** Begin INFORMATION SUPPLIED **

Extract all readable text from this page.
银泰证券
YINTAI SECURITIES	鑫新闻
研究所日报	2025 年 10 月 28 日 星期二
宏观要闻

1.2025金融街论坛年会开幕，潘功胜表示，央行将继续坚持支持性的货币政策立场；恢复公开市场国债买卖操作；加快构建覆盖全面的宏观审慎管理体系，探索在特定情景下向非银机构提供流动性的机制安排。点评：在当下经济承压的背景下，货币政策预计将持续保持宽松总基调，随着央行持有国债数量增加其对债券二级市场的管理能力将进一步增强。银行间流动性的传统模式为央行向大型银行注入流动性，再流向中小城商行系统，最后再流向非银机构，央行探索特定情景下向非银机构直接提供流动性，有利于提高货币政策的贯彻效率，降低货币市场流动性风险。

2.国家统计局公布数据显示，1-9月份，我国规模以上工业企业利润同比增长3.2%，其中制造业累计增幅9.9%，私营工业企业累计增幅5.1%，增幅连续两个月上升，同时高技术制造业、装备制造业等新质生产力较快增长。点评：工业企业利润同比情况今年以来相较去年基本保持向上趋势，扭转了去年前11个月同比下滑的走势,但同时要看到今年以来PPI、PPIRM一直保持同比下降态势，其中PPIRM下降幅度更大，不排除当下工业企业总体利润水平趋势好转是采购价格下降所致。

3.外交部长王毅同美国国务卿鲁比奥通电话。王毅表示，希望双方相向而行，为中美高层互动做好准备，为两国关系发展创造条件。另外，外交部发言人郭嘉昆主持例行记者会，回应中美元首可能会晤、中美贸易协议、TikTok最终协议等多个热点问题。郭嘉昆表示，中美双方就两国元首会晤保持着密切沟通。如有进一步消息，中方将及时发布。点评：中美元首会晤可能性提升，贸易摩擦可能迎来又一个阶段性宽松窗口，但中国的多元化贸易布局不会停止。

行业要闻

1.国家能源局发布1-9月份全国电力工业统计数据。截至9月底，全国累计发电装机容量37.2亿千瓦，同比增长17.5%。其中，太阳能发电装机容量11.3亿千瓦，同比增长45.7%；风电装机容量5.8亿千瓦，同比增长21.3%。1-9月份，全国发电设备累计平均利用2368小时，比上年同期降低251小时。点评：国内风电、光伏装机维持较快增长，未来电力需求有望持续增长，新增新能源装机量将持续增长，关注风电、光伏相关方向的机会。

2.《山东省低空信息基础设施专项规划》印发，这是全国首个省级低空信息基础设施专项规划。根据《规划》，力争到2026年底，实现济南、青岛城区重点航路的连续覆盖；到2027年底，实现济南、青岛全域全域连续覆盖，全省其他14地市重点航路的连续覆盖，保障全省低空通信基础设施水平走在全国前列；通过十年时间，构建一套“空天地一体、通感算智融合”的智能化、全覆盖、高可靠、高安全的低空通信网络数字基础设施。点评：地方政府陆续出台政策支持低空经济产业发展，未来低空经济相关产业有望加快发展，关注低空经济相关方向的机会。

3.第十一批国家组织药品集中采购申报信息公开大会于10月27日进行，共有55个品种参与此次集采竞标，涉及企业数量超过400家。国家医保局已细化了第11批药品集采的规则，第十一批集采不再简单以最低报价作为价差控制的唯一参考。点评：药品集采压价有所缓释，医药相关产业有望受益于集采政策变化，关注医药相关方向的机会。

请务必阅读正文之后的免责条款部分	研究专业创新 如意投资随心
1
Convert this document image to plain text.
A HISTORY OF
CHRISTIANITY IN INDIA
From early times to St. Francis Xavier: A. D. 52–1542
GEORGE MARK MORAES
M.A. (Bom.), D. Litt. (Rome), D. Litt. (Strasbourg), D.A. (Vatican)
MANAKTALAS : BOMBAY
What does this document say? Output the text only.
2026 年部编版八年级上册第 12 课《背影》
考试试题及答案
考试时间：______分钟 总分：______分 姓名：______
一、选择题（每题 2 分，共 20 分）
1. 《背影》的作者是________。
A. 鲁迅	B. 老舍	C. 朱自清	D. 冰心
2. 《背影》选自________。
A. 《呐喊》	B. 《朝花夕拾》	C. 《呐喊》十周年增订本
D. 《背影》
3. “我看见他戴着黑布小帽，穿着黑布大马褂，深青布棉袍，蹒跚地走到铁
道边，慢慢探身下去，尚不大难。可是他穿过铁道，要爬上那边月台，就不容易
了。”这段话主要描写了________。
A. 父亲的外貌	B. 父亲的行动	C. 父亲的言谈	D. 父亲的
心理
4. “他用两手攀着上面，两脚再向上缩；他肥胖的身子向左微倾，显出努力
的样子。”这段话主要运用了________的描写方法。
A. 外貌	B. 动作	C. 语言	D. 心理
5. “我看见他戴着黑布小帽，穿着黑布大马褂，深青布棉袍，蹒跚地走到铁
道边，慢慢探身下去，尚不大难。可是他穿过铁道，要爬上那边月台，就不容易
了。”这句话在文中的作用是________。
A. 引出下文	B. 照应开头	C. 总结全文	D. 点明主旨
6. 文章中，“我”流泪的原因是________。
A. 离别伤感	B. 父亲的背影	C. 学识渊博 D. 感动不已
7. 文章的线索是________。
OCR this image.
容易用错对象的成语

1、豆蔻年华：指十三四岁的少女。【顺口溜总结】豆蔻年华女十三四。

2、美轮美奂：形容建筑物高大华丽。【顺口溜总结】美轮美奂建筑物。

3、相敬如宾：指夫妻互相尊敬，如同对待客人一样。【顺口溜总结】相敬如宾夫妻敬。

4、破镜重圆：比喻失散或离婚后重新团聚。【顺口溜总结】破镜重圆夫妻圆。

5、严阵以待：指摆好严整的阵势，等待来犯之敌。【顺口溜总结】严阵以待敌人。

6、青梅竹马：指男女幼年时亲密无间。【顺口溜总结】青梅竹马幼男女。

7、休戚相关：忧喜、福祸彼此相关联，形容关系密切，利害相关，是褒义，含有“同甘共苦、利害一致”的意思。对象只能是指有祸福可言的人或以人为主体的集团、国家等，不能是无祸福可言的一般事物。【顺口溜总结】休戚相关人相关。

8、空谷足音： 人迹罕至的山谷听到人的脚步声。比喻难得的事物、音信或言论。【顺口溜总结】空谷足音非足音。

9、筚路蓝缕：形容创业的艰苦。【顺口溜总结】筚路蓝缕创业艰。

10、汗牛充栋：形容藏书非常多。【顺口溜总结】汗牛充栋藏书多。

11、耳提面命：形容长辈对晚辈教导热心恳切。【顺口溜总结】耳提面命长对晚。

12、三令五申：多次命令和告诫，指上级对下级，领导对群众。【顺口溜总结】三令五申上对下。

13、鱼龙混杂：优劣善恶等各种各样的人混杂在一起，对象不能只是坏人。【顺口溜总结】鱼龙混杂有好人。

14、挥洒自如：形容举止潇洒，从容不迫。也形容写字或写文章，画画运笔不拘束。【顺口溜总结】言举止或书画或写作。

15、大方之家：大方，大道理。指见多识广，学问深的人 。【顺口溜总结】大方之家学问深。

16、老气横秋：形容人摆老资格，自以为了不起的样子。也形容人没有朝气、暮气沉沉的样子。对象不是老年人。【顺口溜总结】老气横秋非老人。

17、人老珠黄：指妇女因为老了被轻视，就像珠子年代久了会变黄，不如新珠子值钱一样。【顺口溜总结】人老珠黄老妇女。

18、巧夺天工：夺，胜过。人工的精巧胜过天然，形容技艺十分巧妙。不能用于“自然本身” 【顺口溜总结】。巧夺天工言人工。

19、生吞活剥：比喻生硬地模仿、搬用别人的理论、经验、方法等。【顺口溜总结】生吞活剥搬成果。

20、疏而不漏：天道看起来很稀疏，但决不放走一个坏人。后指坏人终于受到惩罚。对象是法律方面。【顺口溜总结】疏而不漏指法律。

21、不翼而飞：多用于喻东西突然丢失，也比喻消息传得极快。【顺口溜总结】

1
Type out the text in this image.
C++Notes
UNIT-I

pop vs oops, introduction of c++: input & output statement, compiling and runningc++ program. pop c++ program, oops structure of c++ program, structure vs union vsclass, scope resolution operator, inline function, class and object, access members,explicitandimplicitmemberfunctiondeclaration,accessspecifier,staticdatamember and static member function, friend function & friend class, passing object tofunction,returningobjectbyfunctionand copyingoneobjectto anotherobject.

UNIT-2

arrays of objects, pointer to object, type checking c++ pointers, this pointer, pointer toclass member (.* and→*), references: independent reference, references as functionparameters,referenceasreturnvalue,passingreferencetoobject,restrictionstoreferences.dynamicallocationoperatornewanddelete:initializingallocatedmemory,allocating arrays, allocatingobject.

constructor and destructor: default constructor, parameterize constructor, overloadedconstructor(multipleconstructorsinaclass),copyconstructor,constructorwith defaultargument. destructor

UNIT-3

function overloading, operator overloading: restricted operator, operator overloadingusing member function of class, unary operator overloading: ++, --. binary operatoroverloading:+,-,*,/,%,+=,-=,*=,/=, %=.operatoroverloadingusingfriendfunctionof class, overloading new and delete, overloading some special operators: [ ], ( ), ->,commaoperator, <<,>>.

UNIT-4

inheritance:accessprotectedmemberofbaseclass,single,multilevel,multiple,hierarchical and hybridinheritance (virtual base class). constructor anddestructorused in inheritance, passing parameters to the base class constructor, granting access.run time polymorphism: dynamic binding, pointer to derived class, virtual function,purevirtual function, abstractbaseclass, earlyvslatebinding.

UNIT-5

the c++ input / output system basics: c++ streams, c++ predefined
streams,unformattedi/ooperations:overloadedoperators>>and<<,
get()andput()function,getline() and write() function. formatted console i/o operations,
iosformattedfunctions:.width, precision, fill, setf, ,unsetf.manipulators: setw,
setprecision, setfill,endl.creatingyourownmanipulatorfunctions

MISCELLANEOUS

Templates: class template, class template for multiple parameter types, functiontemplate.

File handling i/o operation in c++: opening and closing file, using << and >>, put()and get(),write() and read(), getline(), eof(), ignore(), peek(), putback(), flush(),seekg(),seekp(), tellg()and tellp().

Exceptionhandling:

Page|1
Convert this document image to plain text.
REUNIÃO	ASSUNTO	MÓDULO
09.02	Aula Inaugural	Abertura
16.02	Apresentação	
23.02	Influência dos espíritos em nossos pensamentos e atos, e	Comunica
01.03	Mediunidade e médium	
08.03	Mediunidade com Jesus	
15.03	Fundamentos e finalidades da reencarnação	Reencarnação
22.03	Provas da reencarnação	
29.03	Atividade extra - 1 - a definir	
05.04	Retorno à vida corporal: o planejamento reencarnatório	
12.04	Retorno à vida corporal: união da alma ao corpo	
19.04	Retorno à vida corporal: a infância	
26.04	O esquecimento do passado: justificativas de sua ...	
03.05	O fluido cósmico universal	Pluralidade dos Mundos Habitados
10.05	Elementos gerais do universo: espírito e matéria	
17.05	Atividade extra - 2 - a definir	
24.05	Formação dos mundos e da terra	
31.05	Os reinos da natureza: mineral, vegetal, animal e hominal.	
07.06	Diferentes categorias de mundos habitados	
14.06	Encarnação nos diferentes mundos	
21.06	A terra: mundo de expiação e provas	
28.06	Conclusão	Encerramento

** End INFORMATION SUPPLIED **

YOUR OBJECTIVE:
Scan the entries above. Copy each line that has the string "corporal".

SOLUTION TO THIS TASK:
05.04	Retorno à vida corporal: o planejamento reencarnatório	
12.04	Retorno à vida corporal: união da alma ao corpo	
19.04	Retorno à vida corporal: a infância	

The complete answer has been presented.